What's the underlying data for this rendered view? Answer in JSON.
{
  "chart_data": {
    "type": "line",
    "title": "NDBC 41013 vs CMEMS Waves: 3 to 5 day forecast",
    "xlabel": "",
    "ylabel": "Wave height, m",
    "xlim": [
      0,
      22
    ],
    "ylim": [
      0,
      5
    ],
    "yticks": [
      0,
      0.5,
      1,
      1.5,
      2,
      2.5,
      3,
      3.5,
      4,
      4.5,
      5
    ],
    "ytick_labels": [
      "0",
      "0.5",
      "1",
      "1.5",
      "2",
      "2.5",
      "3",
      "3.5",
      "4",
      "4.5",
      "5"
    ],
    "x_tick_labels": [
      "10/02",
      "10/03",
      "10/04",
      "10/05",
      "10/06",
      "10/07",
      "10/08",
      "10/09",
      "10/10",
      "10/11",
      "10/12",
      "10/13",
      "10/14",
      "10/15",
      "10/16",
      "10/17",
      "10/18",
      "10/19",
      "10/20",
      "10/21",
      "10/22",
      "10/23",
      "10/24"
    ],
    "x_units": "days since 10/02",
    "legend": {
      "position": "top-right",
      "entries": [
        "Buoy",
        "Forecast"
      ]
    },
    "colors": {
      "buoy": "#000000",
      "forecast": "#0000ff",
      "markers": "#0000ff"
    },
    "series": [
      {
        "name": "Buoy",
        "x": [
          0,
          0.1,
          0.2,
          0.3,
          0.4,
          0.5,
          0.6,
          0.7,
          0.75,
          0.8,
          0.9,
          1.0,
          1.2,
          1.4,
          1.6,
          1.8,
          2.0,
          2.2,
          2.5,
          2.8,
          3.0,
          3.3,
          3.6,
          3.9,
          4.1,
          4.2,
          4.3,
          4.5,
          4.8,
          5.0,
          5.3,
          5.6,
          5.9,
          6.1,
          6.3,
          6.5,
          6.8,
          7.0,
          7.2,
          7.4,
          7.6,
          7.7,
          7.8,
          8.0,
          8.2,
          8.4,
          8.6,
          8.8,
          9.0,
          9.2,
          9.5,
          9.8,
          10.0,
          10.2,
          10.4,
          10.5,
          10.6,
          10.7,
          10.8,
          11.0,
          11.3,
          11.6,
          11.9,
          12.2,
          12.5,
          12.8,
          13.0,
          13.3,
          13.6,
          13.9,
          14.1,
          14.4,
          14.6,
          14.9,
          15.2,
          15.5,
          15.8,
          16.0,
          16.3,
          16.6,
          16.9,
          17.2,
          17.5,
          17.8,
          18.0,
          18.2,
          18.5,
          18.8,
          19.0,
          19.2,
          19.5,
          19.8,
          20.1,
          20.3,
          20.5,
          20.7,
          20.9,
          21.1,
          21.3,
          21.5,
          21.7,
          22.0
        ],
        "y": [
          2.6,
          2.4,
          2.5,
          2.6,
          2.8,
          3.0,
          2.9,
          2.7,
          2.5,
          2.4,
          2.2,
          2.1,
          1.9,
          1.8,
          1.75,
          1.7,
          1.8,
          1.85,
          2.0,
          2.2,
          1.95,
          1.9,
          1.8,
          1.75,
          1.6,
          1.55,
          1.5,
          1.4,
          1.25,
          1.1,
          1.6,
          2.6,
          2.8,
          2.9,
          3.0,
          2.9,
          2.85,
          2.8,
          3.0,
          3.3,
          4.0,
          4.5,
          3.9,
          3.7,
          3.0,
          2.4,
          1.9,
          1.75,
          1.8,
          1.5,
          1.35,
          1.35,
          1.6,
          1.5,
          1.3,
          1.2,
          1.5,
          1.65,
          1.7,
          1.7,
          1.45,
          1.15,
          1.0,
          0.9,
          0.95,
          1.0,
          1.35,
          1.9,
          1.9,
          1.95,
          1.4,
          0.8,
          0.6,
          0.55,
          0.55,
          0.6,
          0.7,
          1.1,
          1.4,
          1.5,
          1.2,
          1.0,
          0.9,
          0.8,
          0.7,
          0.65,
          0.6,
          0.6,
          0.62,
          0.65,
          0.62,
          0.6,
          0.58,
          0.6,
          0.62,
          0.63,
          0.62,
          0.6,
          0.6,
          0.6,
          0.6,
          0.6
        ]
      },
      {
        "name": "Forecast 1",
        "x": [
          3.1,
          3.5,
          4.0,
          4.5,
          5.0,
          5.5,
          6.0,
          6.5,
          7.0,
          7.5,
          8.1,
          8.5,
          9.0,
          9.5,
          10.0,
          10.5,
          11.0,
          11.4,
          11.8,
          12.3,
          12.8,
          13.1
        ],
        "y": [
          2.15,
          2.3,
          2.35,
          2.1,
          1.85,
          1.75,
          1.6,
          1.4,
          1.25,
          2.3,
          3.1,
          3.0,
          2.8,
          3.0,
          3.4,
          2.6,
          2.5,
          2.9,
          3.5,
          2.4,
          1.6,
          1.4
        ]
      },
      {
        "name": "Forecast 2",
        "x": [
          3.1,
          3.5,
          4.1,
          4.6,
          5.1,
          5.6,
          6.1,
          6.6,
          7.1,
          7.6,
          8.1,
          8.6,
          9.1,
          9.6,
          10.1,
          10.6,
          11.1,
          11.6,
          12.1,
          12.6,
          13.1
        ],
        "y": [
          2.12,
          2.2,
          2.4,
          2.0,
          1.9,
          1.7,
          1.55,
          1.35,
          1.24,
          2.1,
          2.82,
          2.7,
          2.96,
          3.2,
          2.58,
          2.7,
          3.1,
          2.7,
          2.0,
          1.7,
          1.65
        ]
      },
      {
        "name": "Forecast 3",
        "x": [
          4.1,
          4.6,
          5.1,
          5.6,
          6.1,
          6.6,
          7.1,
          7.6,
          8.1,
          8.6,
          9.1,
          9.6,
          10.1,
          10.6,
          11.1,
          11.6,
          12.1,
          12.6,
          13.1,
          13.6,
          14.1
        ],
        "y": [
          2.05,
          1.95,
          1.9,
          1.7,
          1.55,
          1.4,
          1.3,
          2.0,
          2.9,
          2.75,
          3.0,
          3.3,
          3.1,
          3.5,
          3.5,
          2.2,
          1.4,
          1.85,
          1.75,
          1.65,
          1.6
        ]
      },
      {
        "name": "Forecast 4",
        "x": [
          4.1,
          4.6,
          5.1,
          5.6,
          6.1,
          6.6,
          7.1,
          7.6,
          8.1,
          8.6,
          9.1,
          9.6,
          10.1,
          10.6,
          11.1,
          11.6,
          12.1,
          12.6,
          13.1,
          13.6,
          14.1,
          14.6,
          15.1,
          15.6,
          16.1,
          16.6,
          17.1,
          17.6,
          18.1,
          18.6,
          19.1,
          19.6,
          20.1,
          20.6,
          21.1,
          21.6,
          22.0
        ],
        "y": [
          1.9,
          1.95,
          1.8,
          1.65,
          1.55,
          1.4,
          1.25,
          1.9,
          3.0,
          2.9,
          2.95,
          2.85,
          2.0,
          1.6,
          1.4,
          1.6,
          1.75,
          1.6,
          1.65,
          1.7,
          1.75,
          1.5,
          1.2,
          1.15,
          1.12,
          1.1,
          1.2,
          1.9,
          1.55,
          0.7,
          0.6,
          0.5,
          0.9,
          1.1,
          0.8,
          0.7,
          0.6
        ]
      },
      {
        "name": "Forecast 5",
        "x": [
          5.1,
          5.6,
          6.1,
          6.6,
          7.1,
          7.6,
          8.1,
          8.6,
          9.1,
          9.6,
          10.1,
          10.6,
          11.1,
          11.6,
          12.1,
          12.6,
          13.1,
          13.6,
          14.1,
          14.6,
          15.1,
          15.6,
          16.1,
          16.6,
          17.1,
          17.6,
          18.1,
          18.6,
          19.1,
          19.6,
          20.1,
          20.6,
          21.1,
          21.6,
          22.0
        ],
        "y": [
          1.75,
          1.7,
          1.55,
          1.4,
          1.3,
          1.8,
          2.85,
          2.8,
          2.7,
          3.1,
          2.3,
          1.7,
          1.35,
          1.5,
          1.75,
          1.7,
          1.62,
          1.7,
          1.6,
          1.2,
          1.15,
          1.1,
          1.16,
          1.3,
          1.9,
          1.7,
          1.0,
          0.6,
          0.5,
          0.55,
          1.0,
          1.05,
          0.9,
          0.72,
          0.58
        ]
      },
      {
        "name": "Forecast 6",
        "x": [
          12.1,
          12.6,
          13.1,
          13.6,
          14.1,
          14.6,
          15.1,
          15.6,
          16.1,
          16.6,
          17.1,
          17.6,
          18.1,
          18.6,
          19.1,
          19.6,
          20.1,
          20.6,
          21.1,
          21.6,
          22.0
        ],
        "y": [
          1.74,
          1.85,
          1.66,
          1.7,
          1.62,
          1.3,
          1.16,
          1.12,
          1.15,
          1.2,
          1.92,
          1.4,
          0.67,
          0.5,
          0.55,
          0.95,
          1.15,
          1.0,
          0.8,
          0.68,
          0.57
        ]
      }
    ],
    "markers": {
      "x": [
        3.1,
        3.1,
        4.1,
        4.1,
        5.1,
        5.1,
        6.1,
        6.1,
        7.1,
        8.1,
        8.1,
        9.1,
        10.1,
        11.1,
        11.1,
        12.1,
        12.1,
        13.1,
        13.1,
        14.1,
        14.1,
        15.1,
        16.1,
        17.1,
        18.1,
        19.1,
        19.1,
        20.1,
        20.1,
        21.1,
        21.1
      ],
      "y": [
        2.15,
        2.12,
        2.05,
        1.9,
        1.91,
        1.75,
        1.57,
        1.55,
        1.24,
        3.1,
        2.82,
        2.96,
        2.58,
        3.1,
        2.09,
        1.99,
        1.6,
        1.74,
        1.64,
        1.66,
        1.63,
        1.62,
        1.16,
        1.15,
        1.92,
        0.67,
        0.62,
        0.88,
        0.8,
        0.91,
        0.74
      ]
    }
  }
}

BRIEF:
Copy all lines from the entries that contain the word "name".

FINISHED TASK:
        "name": "Buoy",
        "name": "Forecast 1",
        "name": "Forecast 2",
        "name": "Forecast 3",
        "name": "Forecast 4",
        "name": "Forecast 5",
        "name": "Forecast 6",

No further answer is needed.